• [Input material]

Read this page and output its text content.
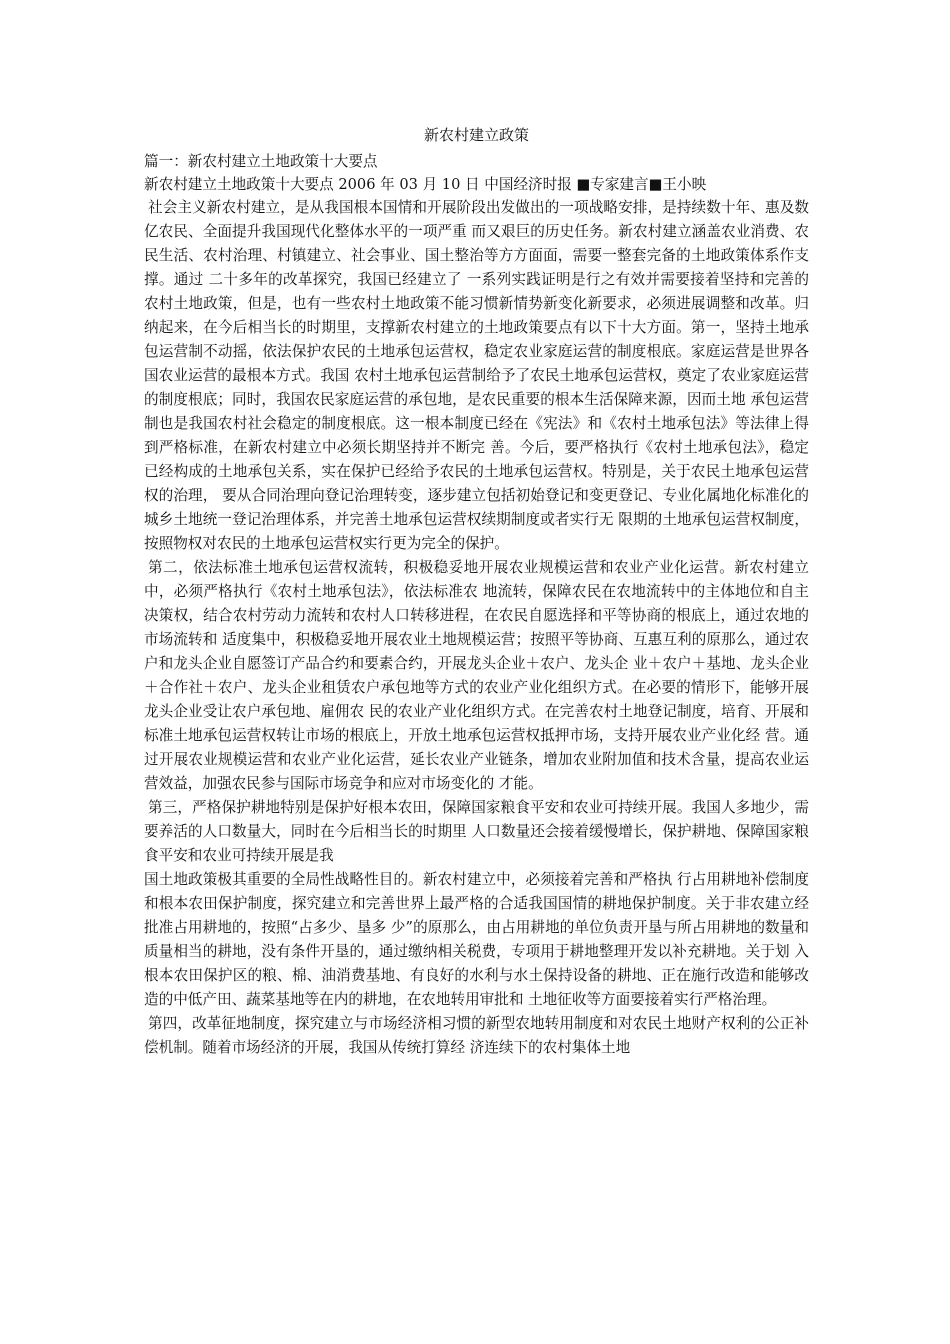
新农村建立政策
篇一：新农村建立土地政策十大要点
新农村建立土地政策十大要点 2006 年 03 月 10 日 中国经济时报 ■专家建言■王小映

社会主义新农村建立，是从我国根本国情和开展阶段出发做出的一项战略安排，是持续数十年、惠及数亿农民、全面提升我国现代化整体水平的一项严重 而又艰巨的历史任务。新农村建立涵盖农业消费、农民生活、农村治理、村镇建立、社会事业、国土整治等方方面面，需要一整套完备的土地政策体系作支撑。通过 二十多年的改革探究，我国已经建立了 一系列实践证明是行之有效并需要接着坚持和完善的农村土地政策，但是，也有一些农村土地政策不能习惯新情势新变化新要求，必须进展调整和改革。归纳起来，在今后相当长的时期里，支撑新农村建立的土地政策要点有以下十大方面。第一，坚持土地承包运营制不动摇，依法保护农民的土地承包运营权，稳定农业家庭运营的制度根底。家庭运营是世界各国农业运营的最根本方式。我国 农村土地承包运营制给予了农民土地承包运营权，奠定了农业家庭运营的制度根底；同时，我国农民家庭运营的承包地，是农民重要的根本生活保障来源，因而土地 承包运营制也是我国农村社会稳定的制度根底。这一根本制度已经在《宪法》和《农村土地承包法》等法律上得到严格标准，在新农村建立中必须长期坚持并不断完 善。今后，要严格执行《农村土地承包法》，稳定已经构成的土地承包关系，实在保护已经给予农民的土地承包运营权。特别是，关于农民土地承包运营权的治理， 要从合同治理向登记治理转变，逐步建立包括初始登记和变更登记、专业化属地化标准化的城乡土地统一登记治理体系，并完善土地承包运营权续期制度或者实行无 限期的土地承包运营权制度，按照物权对农民的土地承包运营权实行更为完全的保护。

第二，依法标准土地承包运营权流转，积极稳妥地开展农业规模运营和农业产业化运营。新农村建立中，必须严格执行《农村土地承包法》，依法标准农 地流转，保障农民在农地流转中的主体地位和自主决策权，结合农村劳动力流转和农村人口转移进程，在农民自愿选择和平等协商的根底上，通过农地的市场流转和 适度集中，积极稳妥地开展农业土地规模运营；按照平等协商、互惠互利的原那么，通过农户和龙头企业自愿签订产品合约和要素合约，开展龙头企业＋农户、龙头企 业＋农户＋基地、龙头企业＋合作社＋农户、龙头企业租赁农户承包地等方式的农业产业化组织方式。在必要的情形下，能够开展龙头企业受让农户承包地、雇佣农 民的农业产业化组织方式。在完善农村土地登记制度，培育、开展和标准土地承包运营权转让市场的根底上，开放土地承包运营权抵押市场，支持开展农业产业化经 营。通过开展农业规模运营和农业产业化运营，延长农业产业链条，增加农业附加值和技术含量，提高农业运营效益，加强农民参与国际市场竞争和应对市场变化的 才能。

第三，严格保护耕地特别是保护好根本农田，保障国家粮食平安和农业可持续开展。我国人多地少，需要养活的人口数量大，同时在今后相当长的时期里 人口数量还会接着缓慢增长，保护耕地、保障国家粮食平安和农业可持续开展是我

国土地政策极其重要的全局性战略性目的。新农村建立中，必须接着完善和严格执 行占用耕地补偿制度和根本农田保护制度，探究建立和完善世界上最严格的合适我国国情的耕地保护制度。关于非农建立经批准占用耕地的，按照“占多少、垦多 少”的原那么，由占用耕地的单位负责开垦与所占用耕地的数量和质量相当的耕地，没有条件开垦的，通过缴纳相关税费，专项用于耕地整理开发以补充耕地。关于划 入根本农田保护区的粮、棉、油消费基地、有良好的水利与水土保持设备的耕地、正在施行改造和能够改造的中低产田、蔬菜基地等在内的耕地，在农地转用审批和 土地征收等方面要接着实行严格治理。

第四，改革征地制度，探究建立与市场经济相习惯的新型农地转用制度和对农民土地财产权利的公正补偿机制。随着市场经济的开展，我国从传统打算经 济连续下的农村集体土地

• [Task] Transcribe every line from the records above without alteration, and leave out the images.

• [Result below]
Read this page and output its text content.
新农村建立政策
篇一：新农村建立土地政策十大要点
新农村建立土地政策十大要点 2006 年 03 月 10 日 中国经济时报 ■专家建言■王小映

社会主义新农村建立，是从我国根本国情和开展阶段出发做出的一项战略安排，是持续数十年、惠及数亿农民、全面提升我国现代化整体水平的一项严重 而又艰巨的历史任务。新农村建立涵盖农业消费、农民生活、农村治理、村镇建立、社会事业、国土整治等方方面面，需要一整套完备的土地政策体系作支撑。通过 二十多年的改革探究，我国已经建立了 一系列实践证明是行之有效并需要接着坚持和完善的农村土地政策，但是，也有一些农村土地政策不能习惯新情势新变化新要求，必须进展调整和改革。归纳起来，在今后相当长的时期里，支撑新农村建立的土地政策要点有以下十大方面。第一，坚持土地承包运营制不动摇，依法保护农民的土地承包运营权，稳定农业家庭运营的制度根底。家庭运营是世界各国农业运营的最根本方式。我国 农村土地承包运营制给予了农民土地承包运营权，奠定了农业家庭运营的制度根底；同时，我国农民家庭运营的承包地，是农民重要的根本生活保障来源，因而土地 承包运营制也是我国农村社会稳定的制度根底。这一根本制度已经在《宪法》和《农村土地承包法》等法律上得到严格标准，在新农村建立中必须长期坚持并不断完 善。今后，要严格执行《农村土地承包法》，稳定已经构成的土地承包关系，实在保护已经给予农民的土地承包运营权。特别是，关于农民土地承包运营权的治理， 要从合同治理向登记治理转变，逐步建立包括初始登记和变更登记、专业化属地化标准化的城乡土地统一登记治理体系，并完善土地承包运营权续期制度或者实行无 限期的土地承包运营权制度，按照物权对农民的土地承包运营权实行更为完全的保护。

第二，依法标准土地承包运营权流转，积极稳妥地开展农业规模运营和农业产业化运营。新农村建立中，必须严格执行《农村土地承包法》，依法标准农 地流转，保障农民在农地流转中的主体地位和自主决策权，结合农村劳动力流转和农村人口转移进程，在农民自愿选择和平等协商的根底上，通过农地的市场流转和 适度集中，积极稳妥地开展农业土地规模运营；按照平等协商、互惠互利的原那么，通过农户和龙头企业自愿签订产品合约和要素合约，开展龙头企业＋农户、龙头企 业＋农户＋基地、龙头企业＋合作社＋农户、龙头企业租赁农户承包地等方式的农业产业化组织方式。在必要的情形下，能够开展龙头企业受让农户承包地、雇佣农 民的农业产业化组织方式。在完善农村土地登记制度，培育、开展和标准土地承包运营权转让市场的根底上，开放土地承包运营权抵押市场，支持开展农业产业化经 营。通过开展农业规模运营和农业产业化运营，延长农业产业链条，增加农业附加值和技术含量，提高农业运营效益，加强农民参与国际市场竞争和应对市场变化的 才能。

第三，严格保护耕地特别是保护好根本农田，保障国家粮食平安和农业可持续开展。我国人多地少，需要养活的人口数量大，同时在今后相当长的时期里 人口数量还会接着缓慢增长，保护耕地、保障国家粮食平安和农业可持续开展是我

国土地政策极其重要的全局性战略性目的。新农村建立中，必须接着完善和严格执 行占用耕地补偿制度和根本农田保护制度，探究建立和完善世界上最严格的合适我国国情的耕地保护制度。关于非农建立经批准占用耕地的，按照“占多少、垦多 少”的原那么，由占用耕地的单位负责开垦与所占用耕地的数量和质量相当的耕地，没有条件开垦的，通过缴纳相关税费，专项用于耕地整理开发以补充耕地。关于划 入根本农田保护区的粮、棉、油消费基地、有良好的水利与水土保持设备的耕地、正在施行改造和能够改造的中低产田、蔬菜基地等在内的耕地，在农地转用审批和 土地征收等方面要接着实行严格治理。

第四，改革征地制度，探究建立与市场经济相习惯的新型农地转用制度和对农民土地财产权利的公正补偿机制。随着市场经济的开展，我国从传统打算经 济连续下的农村集体土地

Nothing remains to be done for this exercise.